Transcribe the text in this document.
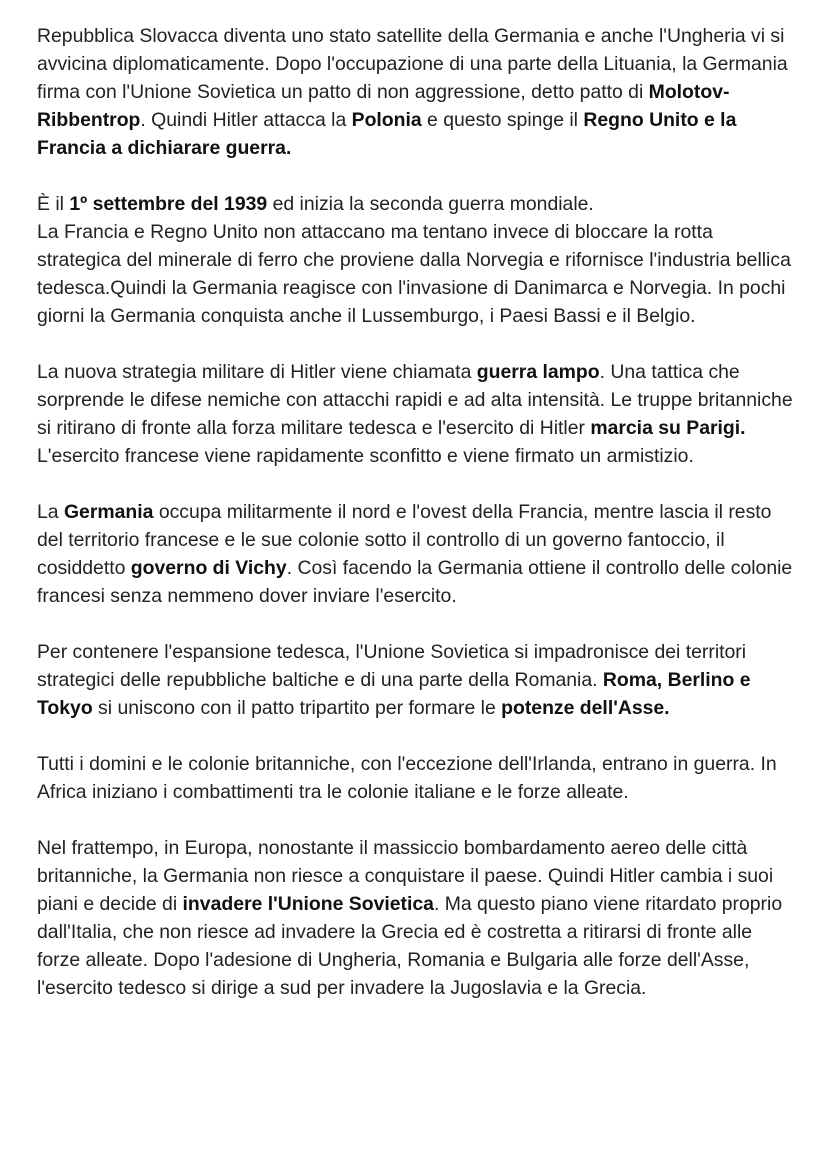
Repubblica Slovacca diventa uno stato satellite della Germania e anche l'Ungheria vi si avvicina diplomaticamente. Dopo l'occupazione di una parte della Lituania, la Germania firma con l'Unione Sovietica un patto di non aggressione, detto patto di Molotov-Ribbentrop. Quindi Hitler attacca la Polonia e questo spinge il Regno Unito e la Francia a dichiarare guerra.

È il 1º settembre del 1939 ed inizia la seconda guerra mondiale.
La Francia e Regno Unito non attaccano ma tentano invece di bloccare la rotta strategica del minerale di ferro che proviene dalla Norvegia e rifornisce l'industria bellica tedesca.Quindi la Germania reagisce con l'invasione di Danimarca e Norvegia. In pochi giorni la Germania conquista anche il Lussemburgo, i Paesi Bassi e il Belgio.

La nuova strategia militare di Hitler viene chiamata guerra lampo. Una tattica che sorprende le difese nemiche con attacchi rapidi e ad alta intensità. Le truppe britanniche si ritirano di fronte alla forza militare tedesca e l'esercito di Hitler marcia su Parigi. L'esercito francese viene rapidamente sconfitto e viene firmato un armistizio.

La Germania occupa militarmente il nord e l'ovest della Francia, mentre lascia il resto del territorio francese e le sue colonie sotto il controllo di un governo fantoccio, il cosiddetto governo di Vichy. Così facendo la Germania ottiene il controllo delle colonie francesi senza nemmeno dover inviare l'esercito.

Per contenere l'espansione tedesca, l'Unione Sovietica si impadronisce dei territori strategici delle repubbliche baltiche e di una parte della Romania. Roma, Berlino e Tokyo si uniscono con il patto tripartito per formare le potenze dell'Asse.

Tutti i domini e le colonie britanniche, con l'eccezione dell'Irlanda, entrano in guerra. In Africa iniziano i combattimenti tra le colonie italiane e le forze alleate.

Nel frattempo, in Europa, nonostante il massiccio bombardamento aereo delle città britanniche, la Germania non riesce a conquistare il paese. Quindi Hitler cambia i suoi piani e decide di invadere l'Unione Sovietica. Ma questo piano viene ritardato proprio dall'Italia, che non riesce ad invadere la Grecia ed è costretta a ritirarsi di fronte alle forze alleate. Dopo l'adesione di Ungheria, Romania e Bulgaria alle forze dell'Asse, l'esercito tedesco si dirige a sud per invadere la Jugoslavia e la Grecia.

_ _ _ _ _

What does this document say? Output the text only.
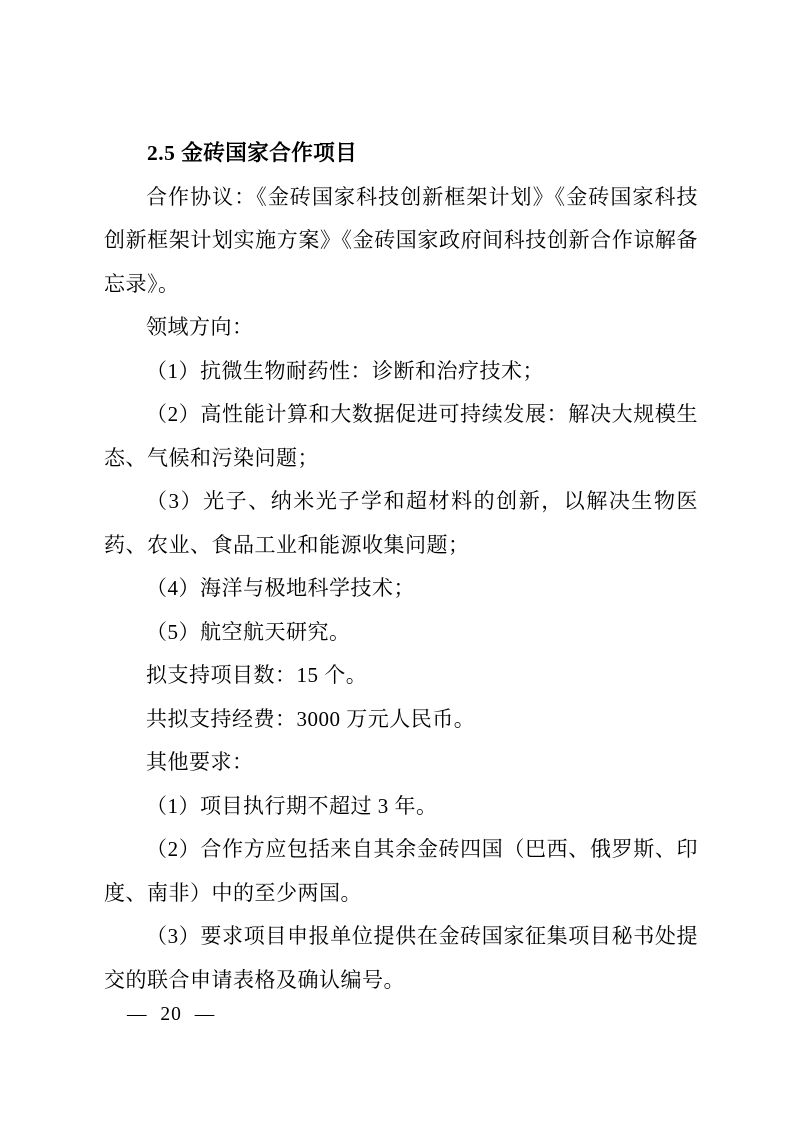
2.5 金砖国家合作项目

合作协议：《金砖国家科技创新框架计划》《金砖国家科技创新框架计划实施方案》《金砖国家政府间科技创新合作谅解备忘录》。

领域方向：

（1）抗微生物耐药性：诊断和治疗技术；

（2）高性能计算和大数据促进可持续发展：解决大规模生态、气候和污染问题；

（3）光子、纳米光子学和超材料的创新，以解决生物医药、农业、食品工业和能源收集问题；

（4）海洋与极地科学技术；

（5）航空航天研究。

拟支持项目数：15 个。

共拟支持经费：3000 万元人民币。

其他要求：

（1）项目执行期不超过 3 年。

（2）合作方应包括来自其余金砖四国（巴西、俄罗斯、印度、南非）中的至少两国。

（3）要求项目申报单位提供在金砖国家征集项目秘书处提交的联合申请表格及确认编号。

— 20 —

_ _ _ _ _

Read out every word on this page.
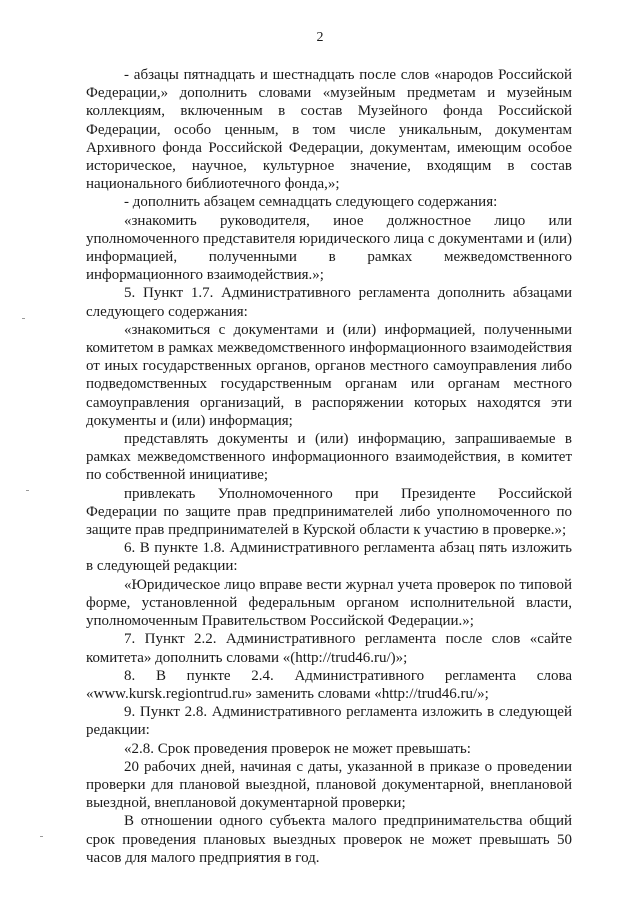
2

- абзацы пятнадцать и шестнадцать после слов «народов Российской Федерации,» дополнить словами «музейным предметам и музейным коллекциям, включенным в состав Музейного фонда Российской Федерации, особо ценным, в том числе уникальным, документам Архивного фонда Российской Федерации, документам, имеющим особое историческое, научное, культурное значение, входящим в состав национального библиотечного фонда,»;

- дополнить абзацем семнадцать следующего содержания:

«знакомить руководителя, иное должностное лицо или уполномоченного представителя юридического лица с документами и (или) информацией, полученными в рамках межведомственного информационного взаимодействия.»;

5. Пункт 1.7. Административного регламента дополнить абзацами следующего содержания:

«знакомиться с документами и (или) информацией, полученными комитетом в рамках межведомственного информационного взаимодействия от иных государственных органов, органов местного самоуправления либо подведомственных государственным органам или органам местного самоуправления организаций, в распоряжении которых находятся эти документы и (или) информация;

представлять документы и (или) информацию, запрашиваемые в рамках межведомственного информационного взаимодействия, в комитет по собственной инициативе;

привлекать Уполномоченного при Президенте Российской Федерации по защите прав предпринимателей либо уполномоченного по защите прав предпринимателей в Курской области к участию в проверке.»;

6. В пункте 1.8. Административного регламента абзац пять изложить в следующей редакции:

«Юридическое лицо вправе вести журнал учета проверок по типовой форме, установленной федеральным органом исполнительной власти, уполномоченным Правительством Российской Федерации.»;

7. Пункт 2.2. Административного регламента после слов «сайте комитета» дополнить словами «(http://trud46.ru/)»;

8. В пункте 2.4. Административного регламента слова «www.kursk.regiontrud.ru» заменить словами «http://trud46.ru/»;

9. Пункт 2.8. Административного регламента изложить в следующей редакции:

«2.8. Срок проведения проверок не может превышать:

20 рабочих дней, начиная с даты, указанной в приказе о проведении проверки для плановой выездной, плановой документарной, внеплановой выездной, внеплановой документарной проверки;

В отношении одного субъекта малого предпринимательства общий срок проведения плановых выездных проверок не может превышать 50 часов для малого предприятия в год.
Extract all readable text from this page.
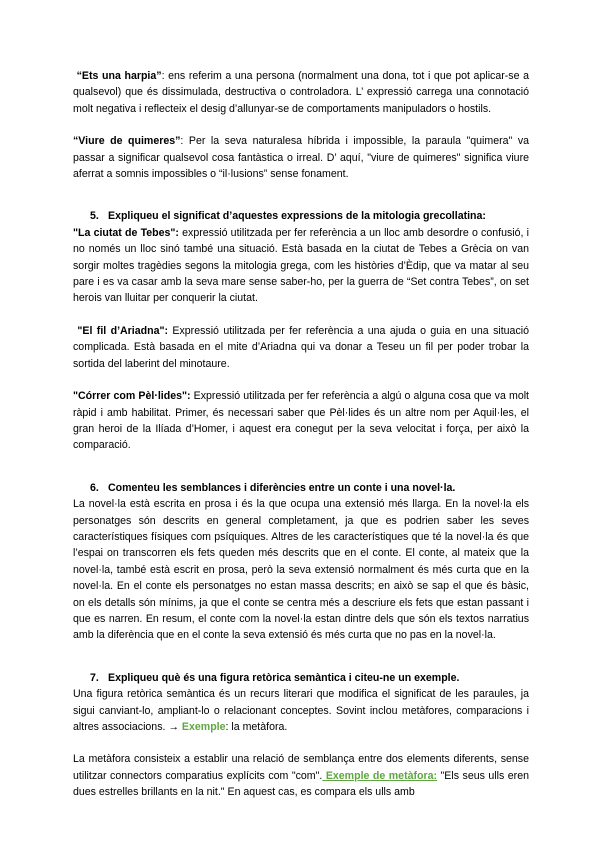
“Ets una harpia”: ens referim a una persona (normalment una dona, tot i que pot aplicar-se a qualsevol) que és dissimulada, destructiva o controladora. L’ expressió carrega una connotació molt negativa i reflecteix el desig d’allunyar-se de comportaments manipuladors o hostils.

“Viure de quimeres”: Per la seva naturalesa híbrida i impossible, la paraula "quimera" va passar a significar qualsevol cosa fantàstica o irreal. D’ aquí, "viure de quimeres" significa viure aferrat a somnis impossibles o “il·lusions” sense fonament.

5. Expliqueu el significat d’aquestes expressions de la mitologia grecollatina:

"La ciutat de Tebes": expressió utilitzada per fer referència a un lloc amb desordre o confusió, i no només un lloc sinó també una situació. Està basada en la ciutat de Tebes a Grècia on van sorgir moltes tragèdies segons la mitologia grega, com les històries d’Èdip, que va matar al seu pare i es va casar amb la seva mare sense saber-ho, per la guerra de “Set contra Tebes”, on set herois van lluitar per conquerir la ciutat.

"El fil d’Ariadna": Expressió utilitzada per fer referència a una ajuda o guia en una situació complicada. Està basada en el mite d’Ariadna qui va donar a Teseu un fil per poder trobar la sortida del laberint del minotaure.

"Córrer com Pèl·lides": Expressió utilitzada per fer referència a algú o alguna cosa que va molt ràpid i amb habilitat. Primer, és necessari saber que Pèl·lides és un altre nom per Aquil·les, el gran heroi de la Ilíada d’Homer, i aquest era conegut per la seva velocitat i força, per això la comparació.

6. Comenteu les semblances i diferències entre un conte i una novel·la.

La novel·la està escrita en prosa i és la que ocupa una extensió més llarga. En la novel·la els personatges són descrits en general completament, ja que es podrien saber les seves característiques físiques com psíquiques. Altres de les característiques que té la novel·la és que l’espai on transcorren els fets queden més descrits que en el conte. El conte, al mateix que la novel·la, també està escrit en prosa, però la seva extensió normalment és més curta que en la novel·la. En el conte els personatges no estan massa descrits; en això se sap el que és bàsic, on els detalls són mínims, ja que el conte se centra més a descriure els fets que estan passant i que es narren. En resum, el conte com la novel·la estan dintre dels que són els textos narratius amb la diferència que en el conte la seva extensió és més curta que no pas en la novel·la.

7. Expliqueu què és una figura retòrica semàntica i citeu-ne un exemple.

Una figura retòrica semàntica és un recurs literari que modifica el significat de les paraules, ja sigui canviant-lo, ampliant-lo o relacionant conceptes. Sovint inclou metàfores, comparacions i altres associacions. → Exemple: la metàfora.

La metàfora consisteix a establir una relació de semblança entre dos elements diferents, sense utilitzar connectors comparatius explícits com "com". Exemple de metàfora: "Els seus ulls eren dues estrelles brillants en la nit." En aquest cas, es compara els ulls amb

_ _ _ _ _

**WHAT YOU HAVE TO DO:**
Copy all lines above containing the string "retòrica".

**SOLUTION FOR THIS PROBLEM:**
7. Expliqueu què és una figura retòrica semàntica i citeu-ne un exemple.
Una figura retòrica semàntica és un recurs literari que modifica el significat de les paraules, ja sigui canviant-lo, ampliant-lo o relacionant conceptes. Sovint inclou metàfores, comparacions i altres associacions. → Exemple: la metàfora.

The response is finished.